▶ _Given instruction_: The entries below should be transcribed in their entirety, exactly as written.

▶ _Extracted data_:

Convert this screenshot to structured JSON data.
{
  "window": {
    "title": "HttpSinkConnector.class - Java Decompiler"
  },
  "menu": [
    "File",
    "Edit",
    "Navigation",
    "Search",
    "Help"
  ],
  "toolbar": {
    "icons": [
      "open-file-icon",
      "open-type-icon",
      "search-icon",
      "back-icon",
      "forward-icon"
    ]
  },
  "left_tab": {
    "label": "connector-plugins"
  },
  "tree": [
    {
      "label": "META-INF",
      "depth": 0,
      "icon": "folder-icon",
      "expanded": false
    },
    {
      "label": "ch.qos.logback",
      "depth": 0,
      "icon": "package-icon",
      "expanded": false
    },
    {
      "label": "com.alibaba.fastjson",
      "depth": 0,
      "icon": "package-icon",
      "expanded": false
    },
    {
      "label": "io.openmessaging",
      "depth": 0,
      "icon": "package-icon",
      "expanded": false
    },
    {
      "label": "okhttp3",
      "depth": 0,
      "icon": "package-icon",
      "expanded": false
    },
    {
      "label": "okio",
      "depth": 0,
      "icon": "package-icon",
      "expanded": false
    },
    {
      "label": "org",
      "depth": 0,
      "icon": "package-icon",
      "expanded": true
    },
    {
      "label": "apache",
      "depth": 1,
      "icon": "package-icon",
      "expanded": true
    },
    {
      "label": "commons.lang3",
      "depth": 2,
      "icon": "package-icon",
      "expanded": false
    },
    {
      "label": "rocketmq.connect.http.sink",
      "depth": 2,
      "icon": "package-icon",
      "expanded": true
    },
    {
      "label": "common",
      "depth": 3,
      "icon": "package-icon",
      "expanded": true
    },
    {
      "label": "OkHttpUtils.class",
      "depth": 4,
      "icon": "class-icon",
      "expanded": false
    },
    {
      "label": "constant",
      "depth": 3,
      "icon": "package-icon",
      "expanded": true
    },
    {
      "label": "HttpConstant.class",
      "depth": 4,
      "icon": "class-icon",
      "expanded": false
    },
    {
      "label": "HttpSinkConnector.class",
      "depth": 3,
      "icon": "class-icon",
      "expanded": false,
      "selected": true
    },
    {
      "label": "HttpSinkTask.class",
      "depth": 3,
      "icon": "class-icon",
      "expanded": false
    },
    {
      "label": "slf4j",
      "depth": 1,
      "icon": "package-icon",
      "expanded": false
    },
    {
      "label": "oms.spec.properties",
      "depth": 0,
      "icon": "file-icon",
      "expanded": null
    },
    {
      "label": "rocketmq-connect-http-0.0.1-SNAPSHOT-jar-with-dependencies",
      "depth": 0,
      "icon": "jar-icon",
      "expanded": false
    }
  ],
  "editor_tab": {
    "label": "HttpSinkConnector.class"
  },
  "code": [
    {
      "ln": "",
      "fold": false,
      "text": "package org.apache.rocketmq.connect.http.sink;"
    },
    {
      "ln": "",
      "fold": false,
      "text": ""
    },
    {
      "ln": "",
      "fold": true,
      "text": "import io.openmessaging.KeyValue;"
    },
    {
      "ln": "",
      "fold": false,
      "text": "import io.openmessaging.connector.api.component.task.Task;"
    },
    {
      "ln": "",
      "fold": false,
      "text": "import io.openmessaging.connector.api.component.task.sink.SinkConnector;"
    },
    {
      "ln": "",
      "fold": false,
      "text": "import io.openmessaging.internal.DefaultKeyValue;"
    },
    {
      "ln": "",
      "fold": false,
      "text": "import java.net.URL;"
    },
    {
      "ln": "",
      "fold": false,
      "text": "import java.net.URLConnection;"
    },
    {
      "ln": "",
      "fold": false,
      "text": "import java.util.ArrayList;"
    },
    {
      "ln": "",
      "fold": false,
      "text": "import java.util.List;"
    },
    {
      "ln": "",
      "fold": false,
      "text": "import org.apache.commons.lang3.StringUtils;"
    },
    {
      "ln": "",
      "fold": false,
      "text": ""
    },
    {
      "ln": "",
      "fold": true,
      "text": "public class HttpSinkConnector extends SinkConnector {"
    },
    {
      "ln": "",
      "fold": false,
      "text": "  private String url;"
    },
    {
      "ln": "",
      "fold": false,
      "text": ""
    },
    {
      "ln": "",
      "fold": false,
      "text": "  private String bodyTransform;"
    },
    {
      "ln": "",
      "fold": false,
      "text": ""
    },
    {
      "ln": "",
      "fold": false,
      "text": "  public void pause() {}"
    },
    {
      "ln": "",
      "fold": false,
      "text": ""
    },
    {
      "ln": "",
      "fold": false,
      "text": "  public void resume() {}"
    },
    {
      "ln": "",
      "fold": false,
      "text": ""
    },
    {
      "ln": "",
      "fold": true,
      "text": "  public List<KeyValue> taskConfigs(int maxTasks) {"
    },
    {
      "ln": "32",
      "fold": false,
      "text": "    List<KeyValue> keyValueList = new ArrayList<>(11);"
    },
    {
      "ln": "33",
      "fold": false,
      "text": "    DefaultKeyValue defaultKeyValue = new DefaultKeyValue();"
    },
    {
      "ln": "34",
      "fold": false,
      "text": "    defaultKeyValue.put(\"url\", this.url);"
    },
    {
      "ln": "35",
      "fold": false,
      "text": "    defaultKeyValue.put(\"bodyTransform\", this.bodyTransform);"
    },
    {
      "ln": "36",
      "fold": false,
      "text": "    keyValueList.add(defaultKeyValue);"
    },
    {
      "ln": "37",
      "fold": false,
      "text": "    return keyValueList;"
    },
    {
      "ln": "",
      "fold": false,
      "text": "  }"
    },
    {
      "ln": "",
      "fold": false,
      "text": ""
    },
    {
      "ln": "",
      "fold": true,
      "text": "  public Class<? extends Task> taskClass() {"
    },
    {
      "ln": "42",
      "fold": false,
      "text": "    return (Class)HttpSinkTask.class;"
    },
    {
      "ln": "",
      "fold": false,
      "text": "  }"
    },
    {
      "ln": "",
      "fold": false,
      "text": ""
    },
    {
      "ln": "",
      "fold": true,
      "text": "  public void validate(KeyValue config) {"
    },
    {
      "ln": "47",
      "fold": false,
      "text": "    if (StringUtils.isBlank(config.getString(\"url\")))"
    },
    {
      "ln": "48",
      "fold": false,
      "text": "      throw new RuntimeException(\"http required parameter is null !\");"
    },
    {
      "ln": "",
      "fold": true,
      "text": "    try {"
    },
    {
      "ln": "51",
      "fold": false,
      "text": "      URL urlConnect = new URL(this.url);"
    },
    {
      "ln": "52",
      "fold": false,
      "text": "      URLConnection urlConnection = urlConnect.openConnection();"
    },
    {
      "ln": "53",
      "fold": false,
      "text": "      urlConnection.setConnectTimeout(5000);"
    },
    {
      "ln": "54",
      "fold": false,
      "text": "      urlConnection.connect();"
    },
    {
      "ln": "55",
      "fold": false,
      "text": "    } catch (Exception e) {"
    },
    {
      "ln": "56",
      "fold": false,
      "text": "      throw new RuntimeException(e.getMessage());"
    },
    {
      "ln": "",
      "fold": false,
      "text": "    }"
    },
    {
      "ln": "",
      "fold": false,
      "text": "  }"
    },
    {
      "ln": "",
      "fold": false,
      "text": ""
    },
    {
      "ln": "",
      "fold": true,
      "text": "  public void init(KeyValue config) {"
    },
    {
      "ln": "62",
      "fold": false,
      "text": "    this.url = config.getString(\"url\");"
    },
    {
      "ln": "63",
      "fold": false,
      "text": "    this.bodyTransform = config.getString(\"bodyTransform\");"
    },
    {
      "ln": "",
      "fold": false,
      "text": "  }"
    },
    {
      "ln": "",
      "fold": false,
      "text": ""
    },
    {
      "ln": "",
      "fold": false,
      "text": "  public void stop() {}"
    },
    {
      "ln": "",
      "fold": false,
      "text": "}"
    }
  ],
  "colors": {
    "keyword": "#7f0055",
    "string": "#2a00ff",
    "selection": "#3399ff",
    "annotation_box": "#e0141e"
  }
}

▶ _Full output_:
Convert this screenshot to structured JSON data.
{
  "window": {
    "title": "HttpSinkConnector.class - Java Decompiler"
  },
  "menu": [
    "File",
    "Edit",
    "Navigation",
    "Search",
    "Help"
  ],
  "toolbar": {
    "icons": [
      "open-file-icon",
      "open-type-icon",
      "search-icon",
      "back-icon",
      "forward-icon"
    ]
  },
  "left_tab": {
    "label": "connector-plugins"
  },
  "tree": [
    {
      "label": "META-INF",
      "depth": 0,
      "icon": "folder-icon",
      "expanded": false
    },
    {
      "label": "ch.qos.logback",
      "depth": 0,
      "icon": "package-icon",
      "expanded": false
    },
    {
      "label": "com.alibaba.fastjson",
      "depth": 0,
      "icon": "package-icon",
      "expanded": false
    },
    {
      "label": "io.openmessaging",
      "depth": 0,
      "icon": "package-icon",
      "expanded": false
    },
    {
      "label": "okhttp3",
      "depth": 0,
      "icon": "package-icon",
      "expanded": false
    },
    {
      "label": "okio",
      "depth": 0,
      "icon": "package-icon",
      "expanded": false
    },
    {
      "label": "org",
      "depth": 0,
      "icon": "package-icon",
      "expanded": true
    },
    {
      "label": "apache",
      "depth": 1,
      "icon": "package-icon",
      "expanded": true
    },
    {
      "label": "commons.lang3",
      "depth": 2,
      "icon": "package-icon",
      "expanded": false
    },
    {
      "label": "rocketmq.connect.http.sink",
      "depth": 2,
      "icon": "package-icon",
      "expanded": true
    },
    {
      "label": "common",
      "depth": 3,
      "icon": "package-icon",
      "expanded": true
    },
    {
      "label": "OkHttpUtils.class",
      "depth": 4,
      "icon": "class-icon",
      "expanded": false
    },
    {
      "label": "constant",
      "depth": 3,
      "icon": "package-icon",
      "expanded": true
    },
    {
      "label": "HttpConstant.class",
      "depth": 4,
      "icon": "class-icon",
      "expanded": false
    },
    {
      "label": "HttpSinkConnector.class",
      "depth": 3,
      "icon": "class-icon",
      "expanded": false,
      "selected": true
    },
    {
      "label": "HttpSinkTask.class",
      "depth": 3,
      "icon": "class-icon",
      "expanded": false
    },
    {
      "label": "slf4j",
      "depth": 1,
      "icon": "package-icon",
      "expanded": false
    },
    {
      "label": "oms.spec.properties",
      "depth": 0,
      "icon": "file-icon",
      "expanded": null
    },
    {
      "label": "rocketmq-connect-http-0.0.1-SNAPSHOT-jar-with-dependencies",
      "depth": 0,
      "icon": "jar-icon",
      "expanded": false
    }
  ],
  "editor_tab": {
    "label": "HttpSinkConnector.class"
  },
  "code": [
    {
      "ln": "",
      "fold": false,
      "text": "package org.apache.rocketmq.connect.http.sink;"
    },
    {
      "ln": "",
      "fold": false,
      "text": ""
    },
    {
      "ln": "",
      "fold": true,
      "text": "import io.openmessaging.KeyValue;"
    },
    {
      "ln": "",
      "fold": false,
      "text": "import io.openmessaging.connector.api.component.task.Task;"
    },
    {
      "ln": "",
      "fold": false,
      "text": "import io.openmessaging.connector.api.component.task.sink.SinkConnector;"
    },
    {
      "ln": "",
      "fold": false,
      "text": "import io.openmessaging.internal.DefaultKeyValue;"
    },
    {
      "ln": "",
      "fold": false,
      "text": "import java.net.URL;"
    },
    {
      "ln": "",
      "fold": false,
      "text": "import java.net.URLConnection;"
    },
    {
      "ln": "",
      "fold": false,
      "text": "import java.util.ArrayList;"
    },
    {
      "ln": "",
      "fold": false,
      "text": "import java.util.List;"
    },
    {
      "ln": "",
      "fold": false,
      "text": "import org.apache.commons.lang3.StringUtils;"
    },
    {
      "ln": "",
      "fold": false,
      "text": ""
    },
    {
      "ln": "",
      "fold": true,
      "text": "public class HttpSinkConnector extends SinkConnector {"
    },
    {
      "ln": "",
      "fold": false,
      "text": "  private String url;"
    },
    {
      "ln": "",
      "fold": false,
      "text": ""
    },
    {
      "ln": "",
      "fold": false,
      "text": "  private String bodyTransform;"
    },
    {
      "ln": "",
      "fold": false,
      "text": ""
    },
    {
      "ln": "",
      "fold": false,
      "text": "  public void pause() {}"
    },
    {
      "ln": "",
      "fold": false,
      "text": ""
    },
    {
      "ln": "",
      "fold": false,
      "text": "  public void resume() {}"
    },
    {
      "ln": "",
      "fold": false,
      "text": ""
    },
    {
      "ln": "",
      "fold": true,
      "text": "  public List<KeyValue> taskConfigs(int maxTasks) {"
    },
    {
      "ln": "32",
      "fold": false,
      "text": "    List<KeyValue> keyValueList = new ArrayList<>(11);"
    },
    {
      "ln": "33",
      "fold": false,
      "text": "    DefaultKeyValue defaultKeyValue = new DefaultKeyValue();"
    },
    {
      "ln": "34",
      "fold": false,
      "text": "    defaultKeyValue.put(\"url\", this.url);"
    },
    {
      "ln": "35",
      "fold": false,
      "text": "    defaultKeyValue.put(\"bodyTransform\", this.bodyTransform);"
    },
    {
      "ln": "36",
      "fold": false,
      "text": "    keyValueList.add(defaultKeyValue);"
    },
    {
      "ln": "37",
      "fold": false,
      "text": "    return keyValueList;"
    },
    {
      "ln": "",
      "fold": false,
      "text": "  }"
    },
    {
      "ln": "",
      "fold": false,
      "text": ""
    },
    {
      "ln": "",
      "fold": true,
      "text": "  public Class<? extends Task> taskClass() {"
    },
    {
      "ln": "42",
      "fold": false,
      "text": "    return (Class)HttpSinkTask.class;"
    },
    {
      "ln": "",
      "fold": false,
      "text": "  }"
    },
    {
      "ln": "",
      "fold": false,
      "text": ""
    },
    {
      "ln": "",
      "fold": true,
      "text": "  public void validate(KeyValue config) {"
    },
    {
      "ln": "47",
      "fold": false,
      "text": "    if (StringUtils.isBlank(config.getString(\"url\")))"
    },
    {
      "ln": "48",
      "fold": false,
      "text": "      throw new RuntimeException(\"http required parameter is null !\");"
    },
    {
      "ln": "",
      "fold": true,
      "text": "    try {"
    },
    {
      "ln": "51",
      "fold": false,
      "text": "      URL urlConnect = new URL(this.url);"
    },
    {
      "ln": "52",
      "fold": false,
      "text": "      URLConnection urlConnection = urlConnect.openConnection();"
    },
    {
      "ln": "53",
      "fold": false,
      "text": "      urlConnection.setConnectTimeout(5000);"
    },
    {
      "ln": "54",
      "fold": false,
      "text": "      urlConnection.connect();"
    },
    {
      "ln": "55",
      "fold": false,
      "text": "    } catch (Exception e) {"
    },
    {
      "ln": "56",
      "fold": false,
      "text": "      throw new RuntimeException(e.getMessage());"
    },
    {
      "ln": "",
      "fold": false,
      "text": "    }"
    },
    {
      "ln": "",
      "fold": false,
      "text": "  }"
    },
    {
      "ln": "",
      "fold": false,
      "text": ""
    },
    {
      "ln": "",
      "fold": true,
      "text": "  public void init(KeyValue config) {"
    },
    {
      "ln": "62",
      "fold": false,
      "text": "    this.url = config.getString(\"url\");"
    },
    {
      "ln": "63",
      "fold": false,
      "text": "    this.bodyTransform = config.getString(\"bodyTransform\");"
    },
    {
      "ln": "",
      "fold": false,
      "text": "  }"
    },
    {
      "ln": "",
      "fold": false,
      "text": ""
    },
    {
      "ln": "",
      "fold": false,
      "text": "  public void stop() {}"
    },
    {
      "ln": "",
      "fold": false,
      "text": "}"
    }
  ],
  "colors": {
    "keyword": "#7f0055",
    "string": "#2a00ff",
    "selection": "#3399ff",
    "annotation_box": "#e0141e"
  }
}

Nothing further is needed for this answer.